§ **Goal of the exercise**
Pull out the rows verbatim, starting at the very beginning and ending with the line that contains "- y-tick-label: −25: [84, 272, 116, 294]".
====== Provided records
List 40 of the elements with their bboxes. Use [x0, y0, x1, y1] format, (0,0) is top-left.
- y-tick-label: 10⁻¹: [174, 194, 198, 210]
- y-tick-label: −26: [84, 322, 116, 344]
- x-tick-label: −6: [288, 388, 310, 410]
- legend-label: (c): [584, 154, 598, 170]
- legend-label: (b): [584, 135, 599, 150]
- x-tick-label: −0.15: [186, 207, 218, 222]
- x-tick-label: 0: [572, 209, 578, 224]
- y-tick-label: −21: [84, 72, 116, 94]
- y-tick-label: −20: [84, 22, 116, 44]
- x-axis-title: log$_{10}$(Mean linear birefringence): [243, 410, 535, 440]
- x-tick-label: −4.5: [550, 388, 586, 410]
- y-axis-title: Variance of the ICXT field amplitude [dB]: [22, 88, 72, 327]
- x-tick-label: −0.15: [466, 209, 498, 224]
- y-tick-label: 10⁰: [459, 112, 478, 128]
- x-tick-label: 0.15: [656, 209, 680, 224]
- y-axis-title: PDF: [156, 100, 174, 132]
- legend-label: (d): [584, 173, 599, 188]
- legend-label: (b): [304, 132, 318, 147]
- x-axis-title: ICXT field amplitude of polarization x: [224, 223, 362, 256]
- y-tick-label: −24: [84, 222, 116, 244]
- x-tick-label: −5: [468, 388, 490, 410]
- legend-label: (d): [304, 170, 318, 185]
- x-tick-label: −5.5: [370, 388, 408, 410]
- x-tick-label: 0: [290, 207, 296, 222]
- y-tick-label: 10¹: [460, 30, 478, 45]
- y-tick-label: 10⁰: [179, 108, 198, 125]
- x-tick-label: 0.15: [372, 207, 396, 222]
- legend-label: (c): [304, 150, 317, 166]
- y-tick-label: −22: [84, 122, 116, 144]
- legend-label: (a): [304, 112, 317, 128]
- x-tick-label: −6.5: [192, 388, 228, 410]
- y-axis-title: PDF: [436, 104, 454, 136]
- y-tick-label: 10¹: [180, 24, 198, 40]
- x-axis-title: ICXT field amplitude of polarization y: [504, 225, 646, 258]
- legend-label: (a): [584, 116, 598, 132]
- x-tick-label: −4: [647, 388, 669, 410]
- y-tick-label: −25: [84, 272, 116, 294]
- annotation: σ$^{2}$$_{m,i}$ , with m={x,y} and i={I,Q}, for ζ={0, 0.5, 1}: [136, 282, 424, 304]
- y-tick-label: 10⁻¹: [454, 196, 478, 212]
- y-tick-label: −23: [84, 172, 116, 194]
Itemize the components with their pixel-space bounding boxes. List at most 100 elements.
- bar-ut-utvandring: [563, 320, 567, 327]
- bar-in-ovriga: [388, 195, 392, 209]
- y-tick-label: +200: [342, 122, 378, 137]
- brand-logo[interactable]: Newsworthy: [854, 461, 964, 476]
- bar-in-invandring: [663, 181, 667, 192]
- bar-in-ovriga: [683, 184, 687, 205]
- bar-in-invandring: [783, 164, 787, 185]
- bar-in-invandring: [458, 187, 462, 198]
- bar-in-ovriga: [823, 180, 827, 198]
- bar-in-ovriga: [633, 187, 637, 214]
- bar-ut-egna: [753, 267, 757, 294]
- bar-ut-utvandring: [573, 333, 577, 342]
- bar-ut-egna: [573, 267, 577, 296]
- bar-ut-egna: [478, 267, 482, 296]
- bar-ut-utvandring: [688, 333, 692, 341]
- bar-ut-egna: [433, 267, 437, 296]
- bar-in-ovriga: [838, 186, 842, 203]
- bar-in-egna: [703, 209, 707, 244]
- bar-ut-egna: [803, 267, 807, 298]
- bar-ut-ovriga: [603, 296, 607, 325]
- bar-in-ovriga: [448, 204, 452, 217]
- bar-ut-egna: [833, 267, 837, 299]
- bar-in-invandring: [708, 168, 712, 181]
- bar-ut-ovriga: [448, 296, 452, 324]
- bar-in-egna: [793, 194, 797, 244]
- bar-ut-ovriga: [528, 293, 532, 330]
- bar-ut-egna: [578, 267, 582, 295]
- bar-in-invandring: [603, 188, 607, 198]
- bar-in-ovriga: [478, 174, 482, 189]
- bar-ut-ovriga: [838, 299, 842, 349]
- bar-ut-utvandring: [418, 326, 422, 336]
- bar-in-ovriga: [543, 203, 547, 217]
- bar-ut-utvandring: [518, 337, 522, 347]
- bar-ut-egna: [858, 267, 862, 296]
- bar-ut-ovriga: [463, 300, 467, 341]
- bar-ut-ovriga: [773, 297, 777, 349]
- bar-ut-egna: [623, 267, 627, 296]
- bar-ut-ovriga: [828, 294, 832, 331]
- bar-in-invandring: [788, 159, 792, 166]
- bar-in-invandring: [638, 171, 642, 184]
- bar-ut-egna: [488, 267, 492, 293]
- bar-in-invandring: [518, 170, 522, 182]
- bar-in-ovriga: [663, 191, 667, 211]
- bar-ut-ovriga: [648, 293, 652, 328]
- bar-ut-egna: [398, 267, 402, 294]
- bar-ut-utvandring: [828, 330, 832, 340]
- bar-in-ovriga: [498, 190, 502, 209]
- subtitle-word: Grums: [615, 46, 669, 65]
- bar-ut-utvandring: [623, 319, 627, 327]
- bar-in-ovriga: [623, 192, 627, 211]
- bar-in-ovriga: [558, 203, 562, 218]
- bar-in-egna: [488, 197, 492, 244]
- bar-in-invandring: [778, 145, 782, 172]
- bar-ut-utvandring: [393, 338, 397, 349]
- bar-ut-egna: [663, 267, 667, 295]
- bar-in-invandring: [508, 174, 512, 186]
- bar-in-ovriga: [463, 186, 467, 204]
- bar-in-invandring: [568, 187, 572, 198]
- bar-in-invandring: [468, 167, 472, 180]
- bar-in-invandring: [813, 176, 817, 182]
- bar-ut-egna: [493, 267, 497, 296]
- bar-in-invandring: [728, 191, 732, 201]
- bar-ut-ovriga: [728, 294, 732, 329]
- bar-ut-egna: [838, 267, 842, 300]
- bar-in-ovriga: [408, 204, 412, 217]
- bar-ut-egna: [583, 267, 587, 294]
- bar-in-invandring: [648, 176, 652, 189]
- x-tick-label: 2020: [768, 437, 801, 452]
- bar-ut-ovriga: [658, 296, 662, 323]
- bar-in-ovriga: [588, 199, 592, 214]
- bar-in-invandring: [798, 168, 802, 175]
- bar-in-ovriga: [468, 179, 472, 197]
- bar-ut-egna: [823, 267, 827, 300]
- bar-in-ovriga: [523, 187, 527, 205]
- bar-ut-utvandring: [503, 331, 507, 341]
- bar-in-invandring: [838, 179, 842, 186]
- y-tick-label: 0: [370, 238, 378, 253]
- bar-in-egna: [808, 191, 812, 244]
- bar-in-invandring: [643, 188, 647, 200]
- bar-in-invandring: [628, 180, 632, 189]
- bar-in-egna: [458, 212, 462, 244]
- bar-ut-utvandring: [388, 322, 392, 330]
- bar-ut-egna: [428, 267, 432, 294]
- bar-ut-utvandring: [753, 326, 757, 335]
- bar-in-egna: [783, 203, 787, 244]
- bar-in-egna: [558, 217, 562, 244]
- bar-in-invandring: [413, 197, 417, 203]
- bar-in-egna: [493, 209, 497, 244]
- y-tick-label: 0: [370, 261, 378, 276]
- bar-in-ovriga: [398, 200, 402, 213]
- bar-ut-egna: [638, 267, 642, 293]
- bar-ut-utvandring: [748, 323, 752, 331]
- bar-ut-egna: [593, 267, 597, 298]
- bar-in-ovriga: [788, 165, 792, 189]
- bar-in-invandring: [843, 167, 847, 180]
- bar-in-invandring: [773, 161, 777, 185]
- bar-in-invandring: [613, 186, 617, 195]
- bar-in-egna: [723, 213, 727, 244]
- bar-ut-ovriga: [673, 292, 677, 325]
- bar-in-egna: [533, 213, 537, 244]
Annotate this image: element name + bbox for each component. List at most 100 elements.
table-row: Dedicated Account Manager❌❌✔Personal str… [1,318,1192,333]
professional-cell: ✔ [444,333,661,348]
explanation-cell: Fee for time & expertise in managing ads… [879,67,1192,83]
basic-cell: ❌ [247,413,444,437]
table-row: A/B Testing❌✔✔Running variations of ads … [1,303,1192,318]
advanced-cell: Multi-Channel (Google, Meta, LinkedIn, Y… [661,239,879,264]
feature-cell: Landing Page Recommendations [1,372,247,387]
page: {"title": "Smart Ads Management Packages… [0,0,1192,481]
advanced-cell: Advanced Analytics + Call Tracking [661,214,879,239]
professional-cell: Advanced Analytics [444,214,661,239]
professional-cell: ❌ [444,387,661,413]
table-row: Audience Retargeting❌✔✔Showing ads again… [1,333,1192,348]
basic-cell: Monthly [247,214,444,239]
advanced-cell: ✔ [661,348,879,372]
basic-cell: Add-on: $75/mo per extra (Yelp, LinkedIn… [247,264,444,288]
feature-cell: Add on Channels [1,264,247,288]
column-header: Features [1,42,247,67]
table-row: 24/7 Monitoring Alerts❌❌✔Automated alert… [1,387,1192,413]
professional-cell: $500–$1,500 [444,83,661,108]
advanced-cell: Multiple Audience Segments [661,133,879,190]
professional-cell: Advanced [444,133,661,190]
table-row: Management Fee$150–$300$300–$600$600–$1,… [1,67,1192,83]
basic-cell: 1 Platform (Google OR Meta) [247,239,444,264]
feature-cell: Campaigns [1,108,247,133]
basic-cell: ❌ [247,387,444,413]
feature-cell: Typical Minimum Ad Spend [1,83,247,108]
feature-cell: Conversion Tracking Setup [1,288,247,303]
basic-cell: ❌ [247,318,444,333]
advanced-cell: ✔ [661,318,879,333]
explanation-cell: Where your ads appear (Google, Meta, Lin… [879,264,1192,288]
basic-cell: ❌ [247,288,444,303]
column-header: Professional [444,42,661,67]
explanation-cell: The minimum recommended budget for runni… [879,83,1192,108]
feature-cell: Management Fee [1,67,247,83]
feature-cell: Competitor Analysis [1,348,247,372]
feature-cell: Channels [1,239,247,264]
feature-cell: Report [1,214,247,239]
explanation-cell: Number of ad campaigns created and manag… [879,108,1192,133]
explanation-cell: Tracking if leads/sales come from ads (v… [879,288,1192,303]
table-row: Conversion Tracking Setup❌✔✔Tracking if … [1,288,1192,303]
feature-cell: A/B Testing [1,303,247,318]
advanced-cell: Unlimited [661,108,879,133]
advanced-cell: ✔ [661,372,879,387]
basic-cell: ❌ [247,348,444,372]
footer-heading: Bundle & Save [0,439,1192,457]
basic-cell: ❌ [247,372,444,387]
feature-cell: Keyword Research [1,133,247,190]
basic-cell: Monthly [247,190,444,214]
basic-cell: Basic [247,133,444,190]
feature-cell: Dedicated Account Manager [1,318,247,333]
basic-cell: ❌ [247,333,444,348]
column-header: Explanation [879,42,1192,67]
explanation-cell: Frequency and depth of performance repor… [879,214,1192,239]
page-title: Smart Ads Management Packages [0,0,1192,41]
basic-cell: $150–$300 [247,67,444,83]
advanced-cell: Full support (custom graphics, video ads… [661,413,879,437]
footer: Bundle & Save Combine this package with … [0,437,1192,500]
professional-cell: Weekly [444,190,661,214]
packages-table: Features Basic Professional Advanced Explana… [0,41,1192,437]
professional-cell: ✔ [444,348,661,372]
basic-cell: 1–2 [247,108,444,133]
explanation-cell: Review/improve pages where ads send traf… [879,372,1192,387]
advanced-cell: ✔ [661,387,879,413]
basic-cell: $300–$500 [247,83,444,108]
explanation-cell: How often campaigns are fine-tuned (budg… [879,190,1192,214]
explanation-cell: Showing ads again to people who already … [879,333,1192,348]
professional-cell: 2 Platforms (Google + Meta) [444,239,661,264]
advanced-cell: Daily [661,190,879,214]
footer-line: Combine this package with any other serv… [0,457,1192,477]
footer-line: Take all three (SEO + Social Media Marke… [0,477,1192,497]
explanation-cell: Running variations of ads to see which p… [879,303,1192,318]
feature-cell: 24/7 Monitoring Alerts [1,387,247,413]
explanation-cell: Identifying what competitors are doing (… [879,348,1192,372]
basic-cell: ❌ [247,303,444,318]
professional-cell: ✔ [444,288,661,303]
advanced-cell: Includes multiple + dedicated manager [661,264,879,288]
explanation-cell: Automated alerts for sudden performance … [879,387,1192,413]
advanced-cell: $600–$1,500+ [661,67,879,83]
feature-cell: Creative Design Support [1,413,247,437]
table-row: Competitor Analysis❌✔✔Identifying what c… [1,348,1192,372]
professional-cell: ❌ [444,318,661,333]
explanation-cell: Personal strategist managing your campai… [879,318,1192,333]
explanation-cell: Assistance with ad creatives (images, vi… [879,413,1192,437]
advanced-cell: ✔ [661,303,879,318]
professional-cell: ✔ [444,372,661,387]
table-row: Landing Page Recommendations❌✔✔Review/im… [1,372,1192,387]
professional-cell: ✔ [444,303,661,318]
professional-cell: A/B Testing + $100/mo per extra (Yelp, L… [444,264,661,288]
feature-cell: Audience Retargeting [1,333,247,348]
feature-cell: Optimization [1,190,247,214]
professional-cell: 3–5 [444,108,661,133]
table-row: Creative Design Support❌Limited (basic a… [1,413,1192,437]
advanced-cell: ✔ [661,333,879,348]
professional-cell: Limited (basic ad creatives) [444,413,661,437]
============
§ **Answer to this problem**
List 40 of the elements with their bboxes. Use [x0, y0, x1, y1] format, (0,0) is top-left.
- y-tick-label: 10⁻¹: [174, 194, 198, 210]
- y-tick-label: −26: [84, 322, 116, 344]
- x-tick-label: −6: [288, 388, 310, 410]
- legend-label: (c): [584, 154, 598, 170]
- legend-label: (b): [584, 135, 599, 150]
- x-tick-label: −0.15: [186, 207, 218, 222]
- x-tick-label: 0: [572, 209, 578, 224]
- y-tick-label: −21: [84, 72, 116, 94]
- y-tick-label: −20: [84, 22, 116, 44]
- x-axis-title: log$_{10}$(Mean linear birefringence): [243, 410, 535, 440]
- x-tick-label: −4.5: [550, 388, 586, 410]
- y-axis-title: Variance of the ICXT field amplitude [dB]: [22, 88, 72, 327]
- x-tick-label: −0.15: [466, 209, 498, 224]
- y-tick-label: 10⁰: [459, 112, 478, 128]
- x-tick-label: 0.15: [656, 209, 680, 224]
- y-axis-title: PDF: [156, 100, 174, 132]
- legend-label: (d): [584, 173, 599, 188]
- legend-label: (b): [304, 132, 318, 147]
- x-axis-title: ICXT field amplitude of polarization x: [224, 223, 362, 256]
- y-tick-label: −24: [84, 222, 116, 244]
- x-tick-label: −5: [468, 388, 490, 410]
- legend-label: (d): [304, 170, 318, 185]
- x-tick-label: −5.5: [370, 388, 408, 410]
- x-tick-label: 0: [290, 207, 296, 222]
- y-tick-label: 10¹: [460, 30, 478, 45]
- y-tick-label: 10⁰: [179, 108, 198, 125]
- x-tick-label: 0.15: [372, 207, 396, 222]
- legend-label: (c): [304, 150, 317, 166]
- y-tick-label: −22: [84, 122, 116, 144]
- legend-label: (a): [304, 112, 317, 128]
- x-tick-label: −6.5: [192, 388, 228, 410]
- y-axis-title: PDF: [436, 104, 454, 136]
- y-tick-label: 10¹: [180, 24, 198, 40]
- x-axis-title: ICXT field amplitude of polarization y: [504, 225, 646, 258]
- legend-label: (a): [584, 116, 598, 132]
- x-tick-label: −4: [647, 388, 669, 410]
- y-tick-label: −25: [84, 272, 116, 294]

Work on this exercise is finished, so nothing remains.